**REQUIREMENT**
Repeat each record below exactly as given.

**PROVIDED RECORDS**
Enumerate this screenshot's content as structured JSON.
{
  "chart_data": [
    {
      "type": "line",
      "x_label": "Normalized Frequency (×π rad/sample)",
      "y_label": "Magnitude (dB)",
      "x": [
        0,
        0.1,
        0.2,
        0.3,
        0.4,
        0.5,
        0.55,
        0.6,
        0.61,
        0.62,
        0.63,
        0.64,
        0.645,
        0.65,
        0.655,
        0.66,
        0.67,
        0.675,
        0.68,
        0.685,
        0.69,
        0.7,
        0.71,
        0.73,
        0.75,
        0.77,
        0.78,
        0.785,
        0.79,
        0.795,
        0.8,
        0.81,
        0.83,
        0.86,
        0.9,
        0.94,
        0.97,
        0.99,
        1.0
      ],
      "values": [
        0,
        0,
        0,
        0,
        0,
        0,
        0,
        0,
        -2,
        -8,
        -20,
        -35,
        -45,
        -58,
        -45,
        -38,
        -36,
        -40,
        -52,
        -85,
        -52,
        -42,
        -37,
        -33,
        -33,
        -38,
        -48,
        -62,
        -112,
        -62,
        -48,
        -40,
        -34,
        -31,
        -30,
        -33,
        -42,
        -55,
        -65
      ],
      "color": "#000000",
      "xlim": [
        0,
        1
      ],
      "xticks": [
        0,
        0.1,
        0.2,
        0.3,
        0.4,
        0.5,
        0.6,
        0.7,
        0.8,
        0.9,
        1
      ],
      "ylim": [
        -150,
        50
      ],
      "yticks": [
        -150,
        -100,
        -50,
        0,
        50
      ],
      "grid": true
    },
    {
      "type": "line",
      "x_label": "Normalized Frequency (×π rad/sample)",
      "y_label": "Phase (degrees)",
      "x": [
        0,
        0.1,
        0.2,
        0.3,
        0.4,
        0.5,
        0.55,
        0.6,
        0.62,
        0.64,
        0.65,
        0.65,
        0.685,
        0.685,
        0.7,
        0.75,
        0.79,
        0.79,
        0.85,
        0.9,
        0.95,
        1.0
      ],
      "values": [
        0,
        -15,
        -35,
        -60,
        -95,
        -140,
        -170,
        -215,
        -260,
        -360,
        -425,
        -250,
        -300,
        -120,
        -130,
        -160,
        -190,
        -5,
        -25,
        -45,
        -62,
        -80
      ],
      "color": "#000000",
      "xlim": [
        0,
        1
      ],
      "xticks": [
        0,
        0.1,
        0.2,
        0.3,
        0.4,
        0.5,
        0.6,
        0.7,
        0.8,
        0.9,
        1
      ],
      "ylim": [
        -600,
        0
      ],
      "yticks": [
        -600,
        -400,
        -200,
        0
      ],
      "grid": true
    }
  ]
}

**REPLY TO THE EXERCISE**
Enumerate this screenshot's content as structured JSON.
{
  "chart_data": [
    {
      "type": "line",
      "x_label": "Normalized Frequency (×π rad/sample)",
      "y_label": "Magnitude (dB)",
      "x": [
        0,
        0.1,
        0.2,
        0.3,
        0.4,
        0.5,
        0.55,
        0.6,
        0.61,
        0.62,
        0.63,
        0.64,
        0.645,
        0.65,
        0.655,
        0.66,
        0.67,
        0.675,
        0.68,
        0.685,
        0.69,
        0.7,
        0.71,
        0.73,
        0.75,
        0.77,
        0.78,
        0.785,
        0.79,
        0.795,
        0.8,
        0.81,
        0.83,
        0.86,
        0.9,
        0.94,
        0.97,
        0.99,
        1.0
      ],
      "values": [
        0,
        0,
        0,
        0,
        0,
        0,
        0,
        0,
        -2,
        -8,
        -20,
        -35,
        -45,
        -58,
        -45,
        -38,
        -36,
        -40,
        -52,
        -85,
        -52,
        -42,
        -37,
        -33,
        -33,
        -38,
        -48,
        -62,
        -112,
        -62,
        -48,
        -40,
        -34,
        -31,
        -30,
        -33,
        -42,
        -55,
        -65
      ],
      "color": "#000000",
      "xlim": [
        0,
        1
      ],
      "xticks": [
        0,
        0.1,
        0.2,
        0.3,
        0.4,
        0.5,
        0.6,
        0.7,
        0.8,
        0.9,
        1
      ],
      "ylim": [
        -150,
        50
      ],
      "yticks": [
        -150,
        -100,
        -50,
        0,
        50
      ],
      "grid": true
    },
    {
      "type": "line",
      "x_label": "Normalized Frequency (×π rad/sample)",
      "y_label": "Phase (degrees)",
      "x": [
        0,
        0.1,
        0.2,
        0.3,
        0.4,
        0.5,
        0.55,
        0.6,
        0.62,
        0.64,
        0.65,
        0.65,
        0.685,
        0.685,
        0.7,
        0.75,
        0.79,
        0.79,
        0.85,
        0.9,
        0.95,
        1.0
      ],
      "values": [
        0,
        -15,
        -35,
        -60,
        -95,
        -140,
        -170,
        -215,
        -260,
        -360,
        -425,
        -250,
        -300,
        -120,
        -130,
        -160,
        -190,
        -5,
        -25,
        -45,
        -62,
        -80
      ],
      "color": "#000000",
      "xlim": [
        0,
        1
      ],
      "xticks": [
        0,
        0.1,
        0.2,
        0.3,
        0.4,
        0.5,
        0.6,
        0.7,
        0.8,
        0.9,
        1
      ],
      "ylim": [
        -600,
        0
      ],
      "yticks": [
        -600,
        -400,
        -200,
        0
      ],
      "grid": true
    }
  ]
}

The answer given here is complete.